* _WORK INSTRUCTIONS_
Repeat the material exactly as it appears.

* _ENTRIES PROVIDED_
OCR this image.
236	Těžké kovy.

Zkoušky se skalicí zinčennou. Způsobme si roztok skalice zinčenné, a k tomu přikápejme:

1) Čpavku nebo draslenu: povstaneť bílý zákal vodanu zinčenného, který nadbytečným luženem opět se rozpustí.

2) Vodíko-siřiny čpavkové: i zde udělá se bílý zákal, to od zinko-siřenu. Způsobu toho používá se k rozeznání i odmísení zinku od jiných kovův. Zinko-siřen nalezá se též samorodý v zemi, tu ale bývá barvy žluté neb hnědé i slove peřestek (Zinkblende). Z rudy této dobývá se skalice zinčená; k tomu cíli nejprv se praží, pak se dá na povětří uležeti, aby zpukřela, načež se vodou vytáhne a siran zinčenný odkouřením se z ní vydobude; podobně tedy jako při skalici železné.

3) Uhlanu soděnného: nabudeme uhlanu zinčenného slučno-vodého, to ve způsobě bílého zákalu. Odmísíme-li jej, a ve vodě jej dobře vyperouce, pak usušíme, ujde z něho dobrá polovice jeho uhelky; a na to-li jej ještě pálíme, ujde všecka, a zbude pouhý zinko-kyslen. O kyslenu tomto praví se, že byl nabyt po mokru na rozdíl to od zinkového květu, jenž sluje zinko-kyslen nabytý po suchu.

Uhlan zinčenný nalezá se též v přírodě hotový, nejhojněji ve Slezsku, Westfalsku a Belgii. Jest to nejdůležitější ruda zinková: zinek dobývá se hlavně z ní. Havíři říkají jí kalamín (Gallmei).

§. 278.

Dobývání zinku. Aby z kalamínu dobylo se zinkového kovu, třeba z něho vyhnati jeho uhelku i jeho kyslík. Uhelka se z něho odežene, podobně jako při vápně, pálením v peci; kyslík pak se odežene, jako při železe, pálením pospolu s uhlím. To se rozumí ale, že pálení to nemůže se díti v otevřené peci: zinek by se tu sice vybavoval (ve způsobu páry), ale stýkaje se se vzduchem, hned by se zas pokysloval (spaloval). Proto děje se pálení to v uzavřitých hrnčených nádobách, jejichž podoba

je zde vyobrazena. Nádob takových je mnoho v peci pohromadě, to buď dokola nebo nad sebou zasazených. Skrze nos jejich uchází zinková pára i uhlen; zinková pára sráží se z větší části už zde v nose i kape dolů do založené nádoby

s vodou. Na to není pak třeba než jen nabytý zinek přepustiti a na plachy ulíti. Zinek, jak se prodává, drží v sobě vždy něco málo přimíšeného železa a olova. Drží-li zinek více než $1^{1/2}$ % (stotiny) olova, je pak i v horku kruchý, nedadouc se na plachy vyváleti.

* _REPLY_
OCR this image.
236	Těžké kovy.

Zkoušky se skalicí zinčennou. Způsobme si roztok skalice zinčenné, a k tomu přikápejme:

1) Čpavku nebo draslenu: povstaneť bílý zákal vodanu zinčenného, který nadbytečným luženem opět se rozpustí.

2) Vodíko-siřiny čpavkové: i zde udělá se bílý zákal, to od zinko-siřenu. Způsobu toho používá se k rozeznání i odmísení zinku od jiných kovův. Zinko-siřen nalezá se též samorodý v zemi, tu ale bývá barvy žluté neb hnědé i slove peřestek (Zinkblende). Z rudy této dobývá se skalice zinčená; k tomu cíli nejprv se praží, pak se dá na povětří uležeti, aby zpukřela, načež se vodou vytáhne a siran zinčenný odkouřením se z ní vydobude; podobně tedy jako při skalici železné.

3) Uhlanu soděnného: nabudeme uhlanu zinčenného slučno-vodého, to ve způsobě bílého zákalu. Odmísíme-li jej, a ve vodě jej dobře vyperouce, pak usušíme, ujde z něho dobrá polovice jeho uhelky; a na to-li jej ještě pálíme, ujde všecka, a zbude pouhý zinko-kyslen. O kyslenu tomto praví se, že byl nabyt po mokru na rozdíl to od zinkového květu, jenž sluje zinko-kyslen nabytý po suchu.

Uhlan zinčenný nalezá se též v přírodě hotový, nejhojněji ve Slezsku, Westfalsku a Belgii. Jest to nejdůležitější ruda zinková: zinek dobývá se hlavně z ní. Havíři říkají jí kalamín (Gallmei).

§. 278.

Dobývání zinku. Aby z kalamínu dobylo se zinkového kovu, třeba z něho vyhnati jeho uhelku i jeho kyslík. Uhelka se z něho odežene, podobně jako při vápně, pálením v peci; kyslík pak se odežene, jako při železe, pálením pospolu s uhlím. To se rozumí ale, že pálení to nemůže se díti v otevřené peci: zinek by se tu sice vybavoval (ve způsobu páry), ale stýkaje se se vzduchem, hned by se zas pokysloval (spaloval). Proto děje se pálení to v uzavřitých hrnčených nádobách, jejichž podoba

je zde vyobrazena. Nádob takových je mnoho v peci pohromadě, to buď dokola nebo nad sebou zasazených. Skrze nos jejich uchází zinková pára i uhlen; zinková pára sráží se z větší části už zde v nose i kape dolů do založené nádoby

s vodou. Na to není pak třeba než jen nabytý zinek přepustiti a na plachy ulíti. Zinek, jak se prodává, drží v sobě vždy něco málo přimíšeného železa a olova. Drží-li zinek více než $1^{1/2}$ % (stotiny) olova, je pak i v horku kruchý, nedadouc se na plachy vyváleti.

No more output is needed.